__Stored records__:
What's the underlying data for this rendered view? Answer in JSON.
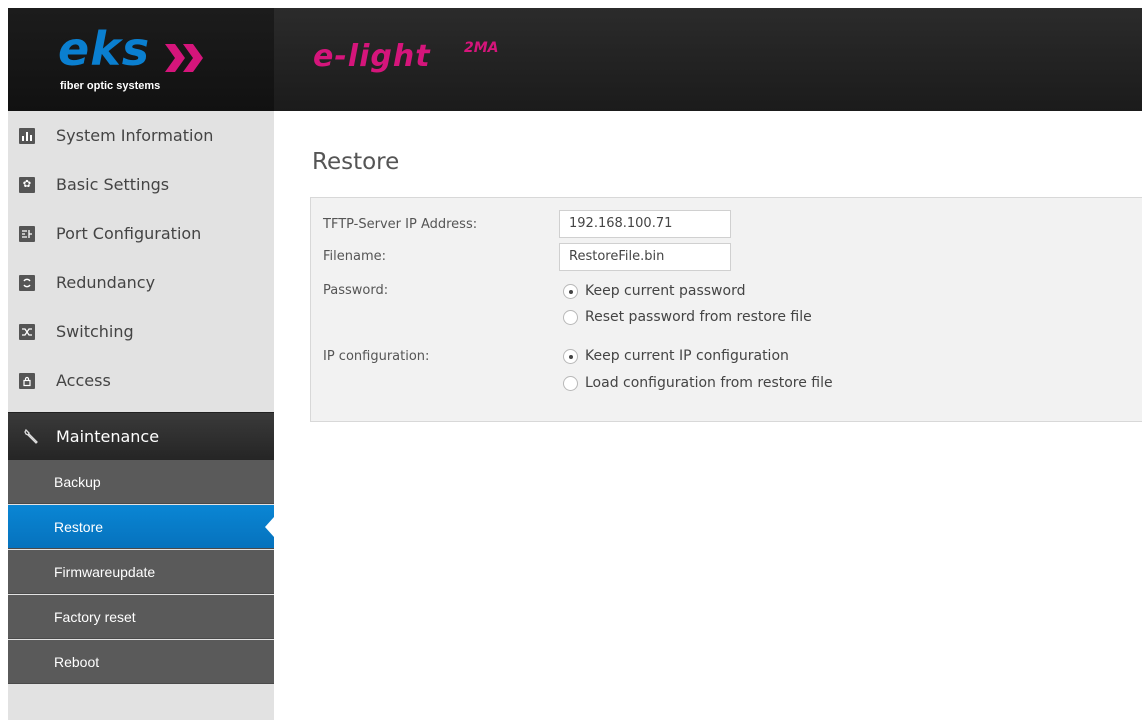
{
  "header": {
    "logo_text": "eks",
    "logo_tagline": "fiber optic systems",
    "product_name": "e-light",
    "product_suffix": "2MA",
    "colors": {
      "logo": "#0a7fd0",
      "product": "#d5157b",
      "header_bg": "#1e1e1e"
    }
  },
  "sidebar": {
    "items": [
      {
        "label": "System Information",
        "icon": "bar-chart-icon"
      },
      {
        "label": "Basic Settings",
        "icon": "gear-icon"
      },
      {
        "label": "Port Configuration",
        "icon": "port-config-icon"
      },
      {
        "label": "Redundancy",
        "icon": "redundancy-icon"
      },
      {
        "label": "Switching",
        "icon": "shuffle-icon"
      },
      {
        "label": "Access",
        "icon": "lock-icon"
      }
    ],
    "section": {
      "label": "Maintenance",
      "icon": "wrench-icon"
    },
    "sub_items": [
      {
        "label": "Backup",
        "active": false
      },
      {
        "label": "Restore",
        "active": true
      },
      {
        "label": "Firmwareupdate",
        "active": false
      },
      {
        "label": "Factory reset",
        "active": false
      },
      {
        "label": "Reboot",
        "active": false
      }
    ],
    "colors": {
      "active": "#0a86d4",
      "submenu": "#5a5a5a"
    }
  },
  "main": {
    "title": "Restore",
    "form": {
      "tftp_label": "TFTP-Server IP Address:",
      "tftp_value": "192.168.100.71",
      "filename_label": "Filename:",
      "filename_value": "RestoreFile.bin",
      "password_label": "Password:",
      "password_options": [
        {
          "label": "Keep current password",
          "checked": true
        },
        {
          "label": "Reset password from restore file",
          "checked": false
        }
      ],
      "ipconfig_label": "IP configuration:",
      "ipconfig_options": [
        {
          "label": "Keep current IP configuration",
          "checked": true
        },
        {
          "label": "Load configuration from restore file",
          "checked": false
        }
      ]
    }
  }
}
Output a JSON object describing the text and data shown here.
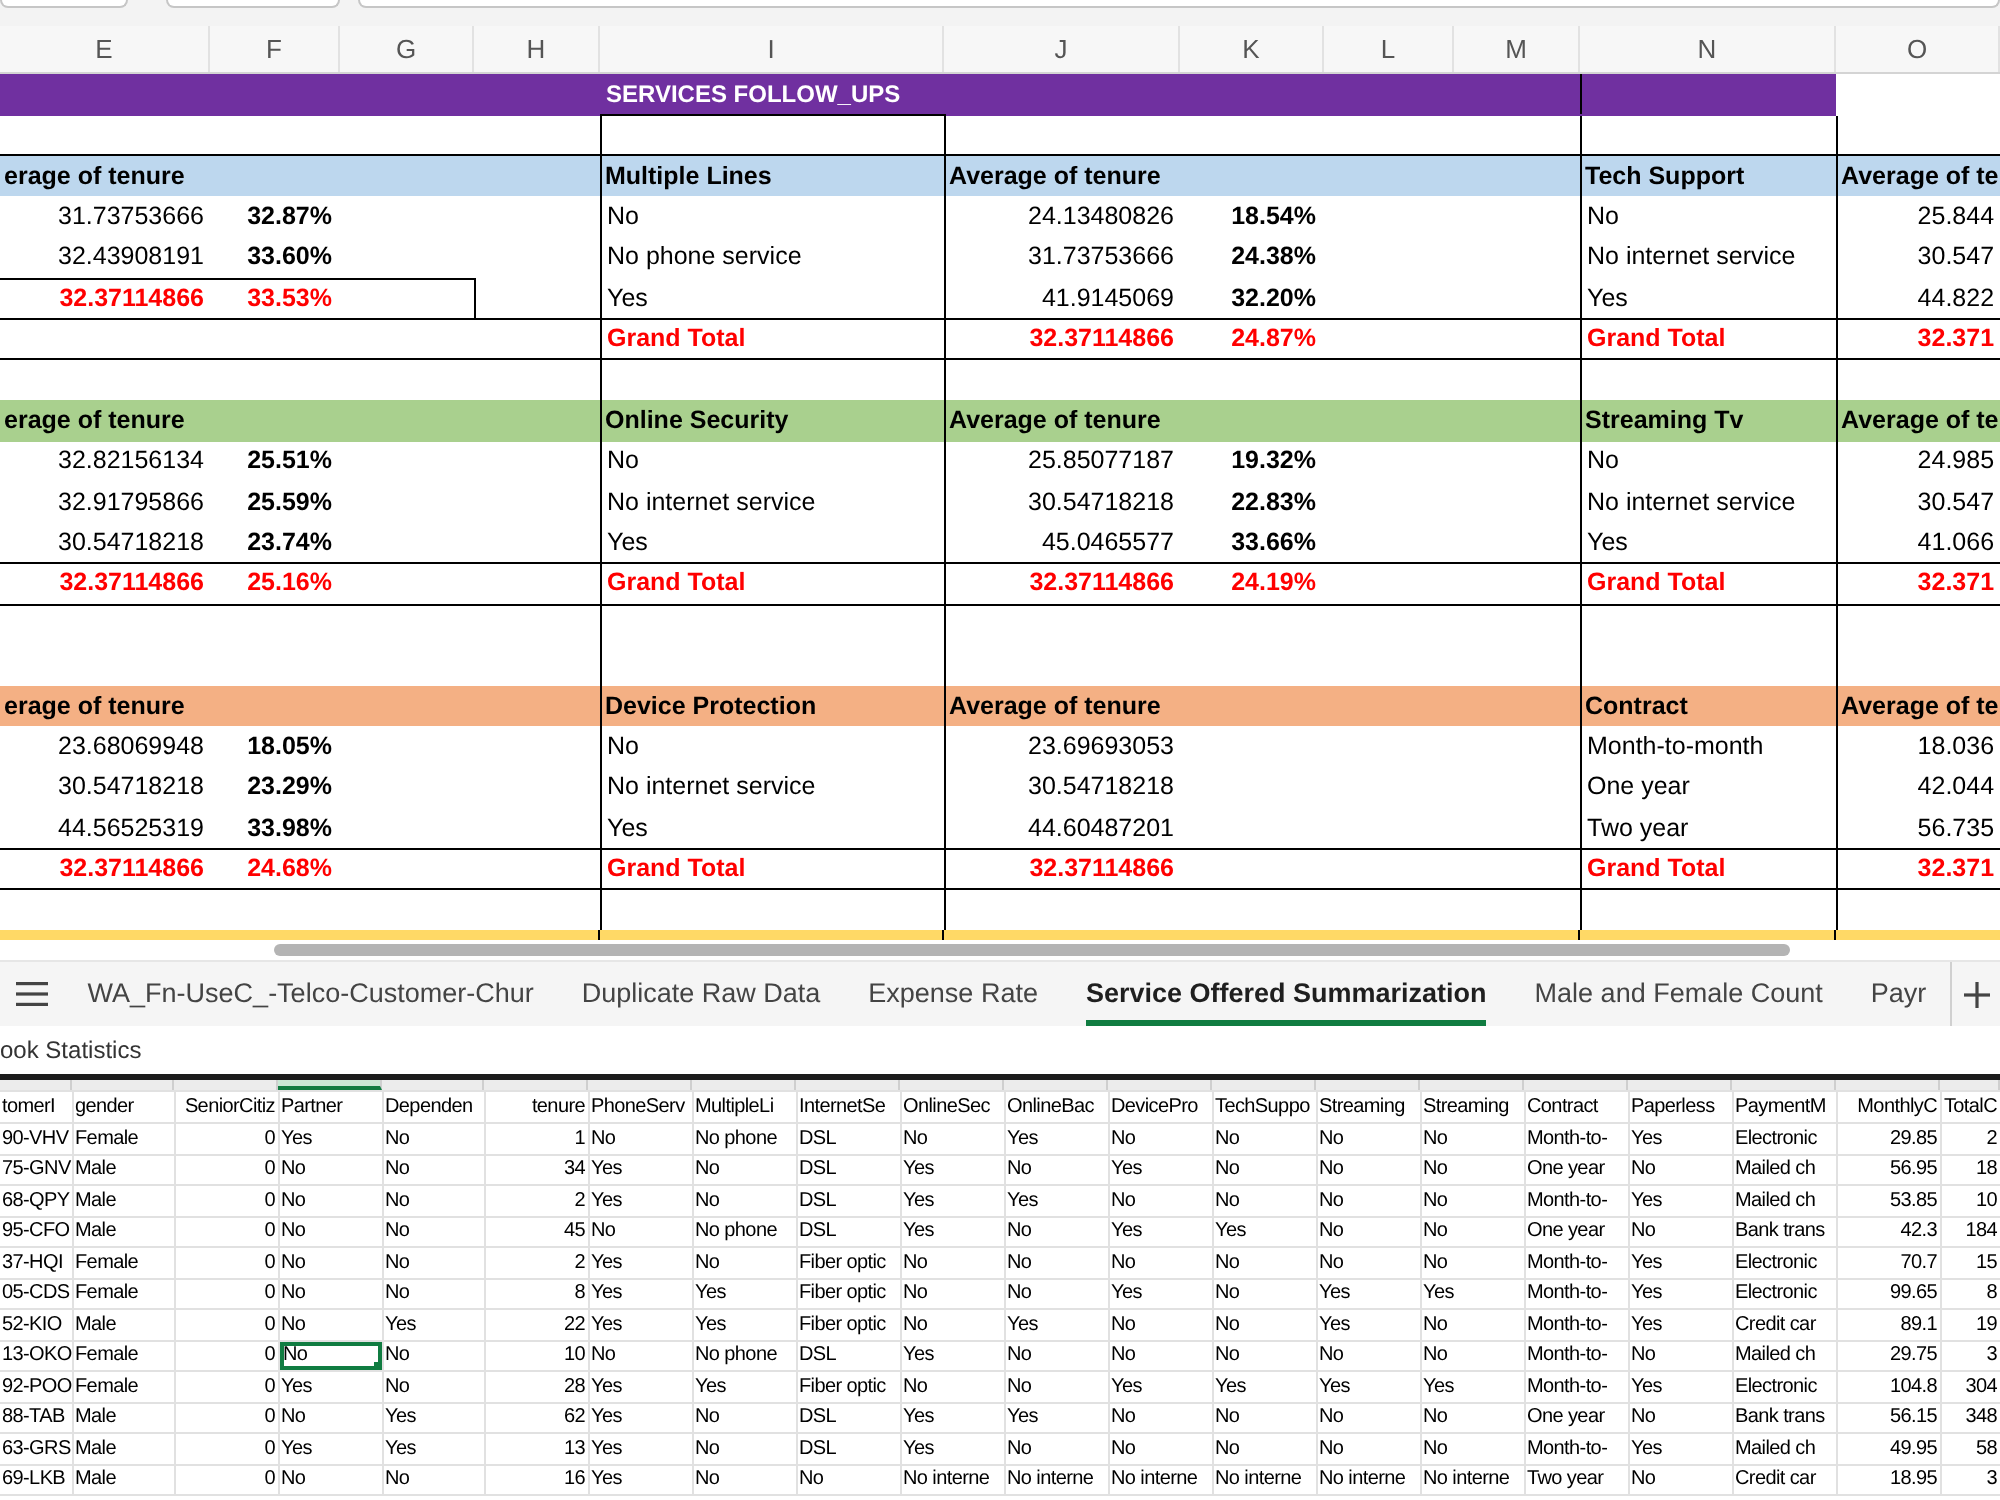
{
  "column_letters": [
    "E",
    "F",
    "G",
    "H",
    "I",
    "J",
    "K",
    "L",
    "M",
    "N",
    "O"
  ],
  "title": "SERVICES FOLLOW_UPS",
  "bands": [
    {
      "color": "#bdd7ee",
      "left": {
        "header": "erage of tenure",
        "rows": [
          {
            "average": "31.73753666",
            "percent": "32.87%"
          },
          {
            "average": "32.43908191",
            "percent": "33.60%"
          }
        ],
        "total": {
          "average": "32.37114866",
          "percent": "33.53%"
        }
      },
      "middle": {
        "category_header": "Multiple Lines",
        "value_header": "Average of tenure",
        "rows": [
          {
            "label": "No",
            "average": "24.13480826",
            "percent": "18.54%"
          },
          {
            "label": "No phone service",
            "average": "31.73753666",
            "percent": "24.38%"
          },
          {
            "label": "Yes",
            "average": "41.9145069",
            "percent": "32.20%"
          }
        ],
        "total": {
          "label": "Grand Total",
          "average": "32.37114866",
          "percent": "24.87%"
        }
      },
      "right": {
        "category_header": "Tech Support",
        "value_header": "Average of te",
        "rows": [
          {
            "label": "No",
            "average": "25.844"
          },
          {
            "label": "No internet service",
            "average": "30.547"
          },
          {
            "label": "Yes",
            "average": "44.822"
          }
        ],
        "total": {
          "label": "Grand Total",
          "average": "32.371"
        }
      }
    },
    {
      "color": "#a9d08e",
      "left": {
        "header": "erage of tenure",
        "rows": [
          {
            "average": "32.82156134",
            "percent": "25.51%"
          },
          {
            "average": "32.91795866",
            "percent": "25.59%"
          },
          {
            "average": "30.54718218",
            "percent": "23.74%"
          }
        ],
        "total": {
          "average": "32.37114866",
          "percent": "25.16%"
        }
      },
      "middle": {
        "category_header": "Online Security",
        "value_header": "Average of tenure",
        "rows": [
          {
            "label": "No",
            "average": "25.85077187",
            "percent": "19.32%"
          },
          {
            "label": "No internet service",
            "average": "30.54718218",
            "percent": "22.83%"
          },
          {
            "label": "Yes",
            "average": "45.0465577",
            "percent": "33.66%"
          }
        ],
        "total": {
          "label": "Grand Total",
          "average": "32.37114866",
          "percent": "24.19%"
        }
      },
      "right": {
        "category_header": "Streaming Tv",
        "value_header": "Average of te",
        "rows": [
          {
            "label": "No",
            "average": "24.985"
          },
          {
            "label": "No internet service",
            "average": "30.547"
          },
          {
            "label": "Yes",
            "average": "41.066"
          }
        ],
        "total": {
          "label": "Grand Total",
          "average": "32.371"
        }
      }
    },
    {
      "color": "#f4b084",
      "left": {
        "header": "erage of tenure",
        "rows": [
          {
            "average": "23.68069948",
            "percent": "18.05%"
          },
          {
            "average": "30.54718218",
            "percent": "23.29%"
          },
          {
            "average": "44.56525319",
            "percent": "33.98%"
          }
        ],
        "total": {
          "average": "32.37114866",
          "percent": "24.68%"
        }
      },
      "middle": {
        "category_header": "Device Protection",
        "value_header": "Average of tenure",
        "rows": [
          {
            "label": "No",
            "average": "23.69693053"
          },
          {
            "label": "No internet service",
            "average": "30.54718218"
          },
          {
            "label": "Yes",
            "average": "44.60487201"
          }
        ],
        "total": {
          "label": "Grand Total",
          "average": "32.37114866"
        }
      },
      "right": {
        "category_header": "Contract",
        "value_header": "Average of te",
        "rows": [
          {
            "label": "Month-to-month",
            "average": "18.036"
          },
          {
            "label": "One year",
            "average": "42.044"
          },
          {
            "label": "Two year",
            "average": "56.735"
          }
        ],
        "total": {
          "label": "Grand Total",
          "average": "32.371"
        }
      }
    }
  ],
  "sheet_tabs": [
    {
      "label": "WA_Fn-UseC_-Telco-Customer-Chur",
      "selected": false
    },
    {
      "label": "Duplicate Raw Data",
      "selected": false
    },
    {
      "label": "Expense Rate",
      "selected": false
    },
    {
      "label": "Service Offered Summarization",
      "selected": true
    },
    {
      "label": "Male and Female Count",
      "selected": false
    },
    {
      "label": "Payr",
      "selected": false
    }
  ],
  "status_bar": {
    "label": "ook Statistics"
  },
  "data_sheet": {
    "columns": [
      {
        "label": "tomerI",
        "kind": "text",
        "selected": false
      },
      {
        "label": "gender",
        "kind": "text",
        "selected": false
      },
      {
        "label": "SeniorCitiz",
        "kind": "number",
        "selected": false
      },
      {
        "label": "Partner",
        "kind": "text",
        "selected": true
      },
      {
        "label": "Dependen",
        "kind": "text",
        "selected": false
      },
      {
        "label": "tenure",
        "kind": "number",
        "selected": false
      },
      {
        "label": "PhoneServ",
        "kind": "text",
        "selected": false
      },
      {
        "label": "MultipleLi",
        "kind": "text",
        "selected": false
      },
      {
        "label": "InternetSe",
        "kind": "text",
        "selected": false
      },
      {
        "label": "OnlineSec",
        "kind": "text",
        "selected": false
      },
      {
        "label": "OnlineBac",
        "kind": "text",
        "selected": false
      },
      {
        "label": "DevicePro",
        "kind": "text",
        "selected": false
      },
      {
        "label": "TechSuppo",
        "kind": "text",
        "selected": false
      },
      {
        "label": "Streaming",
        "kind": "text",
        "selected": false
      },
      {
        "label": "Streaming",
        "kind": "text",
        "selected": false
      },
      {
        "label": "Contract",
        "kind": "text",
        "selected": false
      },
      {
        "label": "Paperless",
        "kind": "text",
        "selected": false
      },
      {
        "label": "PaymentM",
        "kind": "text",
        "selected": false
      },
      {
        "label": "MonthlyC",
        "kind": "number",
        "selected": false
      },
      {
        "label": "TotalC",
        "kind": "number",
        "selected": false
      }
    ],
    "rows": [
      {
        "selected": false,
        "cells": [
          "90-VHV",
          "Female",
          "0",
          "Yes",
          "No",
          "1",
          "No",
          "No phone",
          "DSL",
          "No",
          "Yes",
          "No",
          "No",
          "No",
          "No",
          "Month-to-",
          "Yes",
          "Electronic",
          "29.85",
          "2"
        ]
      },
      {
        "selected": false,
        "cells": [
          "75-GNV",
          "Male",
          "0",
          "No",
          "No",
          "34",
          "Yes",
          "No",
          "DSL",
          "Yes",
          "No",
          "Yes",
          "No",
          "No",
          "No",
          "One year",
          "No",
          "Mailed ch",
          "56.95",
          "18"
        ]
      },
      {
        "selected": false,
        "cells": [
          "68-QPY",
          "Male",
          "0",
          "No",
          "No",
          "2",
          "Yes",
          "No",
          "DSL",
          "Yes",
          "Yes",
          "No",
          "No",
          "No",
          "No",
          "Month-to-",
          "Yes",
          "Mailed ch",
          "53.85",
          "10"
        ]
      },
      {
        "selected": false,
        "cells": [
          "95-CFO",
          "Male",
          "0",
          "No",
          "No",
          "45",
          "No",
          "No phone",
          "DSL",
          "Yes",
          "No",
          "Yes",
          "Yes",
          "No",
          "No",
          "One year",
          "No",
          "Bank trans",
          "42.3",
          "184"
        ]
      },
      {
        "selected": false,
        "cells": [
          "37-HQI",
          "Female",
          "0",
          "No",
          "No",
          "2",
          "Yes",
          "No",
          "Fiber optic",
          "No",
          "No",
          "No",
          "No",
          "No",
          "No",
          "Month-to-",
          "Yes",
          "Electronic",
          "70.7",
          "15"
        ]
      },
      {
        "selected": false,
        "cells": [
          "05-CDS",
          "Female",
          "0",
          "No",
          "No",
          "8",
          "Yes",
          "Yes",
          "Fiber optic",
          "No",
          "No",
          "Yes",
          "No",
          "Yes",
          "Yes",
          "Month-to-",
          "Yes",
          "Electronic",
          "99.65",
          "8"
        ]
      },
      {
        "selected": false,
        "cells": [
          "52-KIO",
          "Male",
          "0",
          "No",
          "Yes",
          "22",
          "Yes",
          "Yes",
          "Fiber optic",
          "No",
          "Yes",
          "No",
          "No",
          "Yes",
          "No",
          "Month-to-",
          "Yes",
          "Credit car",
          "89.1",
          "19"
        ]
      },
      {
        "selected": true,
        "cells": [
          "13-OKO",
          "Female",
          "0",
          "No",
          "No",
          "10",
          "No",
          "No phone",
          "DSL",
          "Yes",
          "No",
          "No",
          "No",
          "No",
          "No",
          "Month-to-",
          "No",
          "Mailed ch",
          "29.75",
          "3"
        ]
      },
      {
        "selected": false,
        "cells": [
          "92-POO",
          "Female",
          "0",
          "Yes",
          "No",
          "28",
          "Yes",
          "Yes",
          "Fiber optic",
          "No",
          "No",
          "Yes",
          "Yes",
          "Yes",
          "Yes",
          "Month-to-",
          "Yes",
          "Electronic",
          "104.8",
          "304"
        ]
      },
      {
        "selected": false,
        "cells": [
          "88-TAB",
          "Male",
          "0",
          "No",
          "Yes",
          "62",
          "Yes",
          "No",
          "DSL",
          "Yes",
          "Yes",
          "No",
          "No",
          "No",
          "No",
          "One year",
          "No",
          "Bank trans",
          "56.15",
          "348"
        ]
      },
      {
        "selected": false,
        "cells": [
          "63-GRS",
          "Male",
          "0",
          "Yes",
          "Yes",
          "13",
          "Yes",
          "No",
          "DSL",
          "Yes",
          "No",
          "No",
          "No",
          "No",
          "No",
          "Month-to-",
          "Yes",
          "Mailed ch",
          "49.95",
          "58"
        ]
      },
      {
        "selected": false,
        "cells": [
          "69-LKB",
          "Male",
          "0",
          "No",
          "No",
          "16",
          "Yes",
          "No",
          "No",
          "No interne",
          "No interne",
          "No interne",
          "No interne",
          "No interne",
          "No interne",
          "Two year",
          "No",
          "Credit car",
          "18.95",
          "3"
        ]
      }
    ]
  }
}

__Task prompt__: Pull out all lines from the entries above that include the word "Contract".

__Complete output__:
        "category_header": "Contract",
        "label": "Contract",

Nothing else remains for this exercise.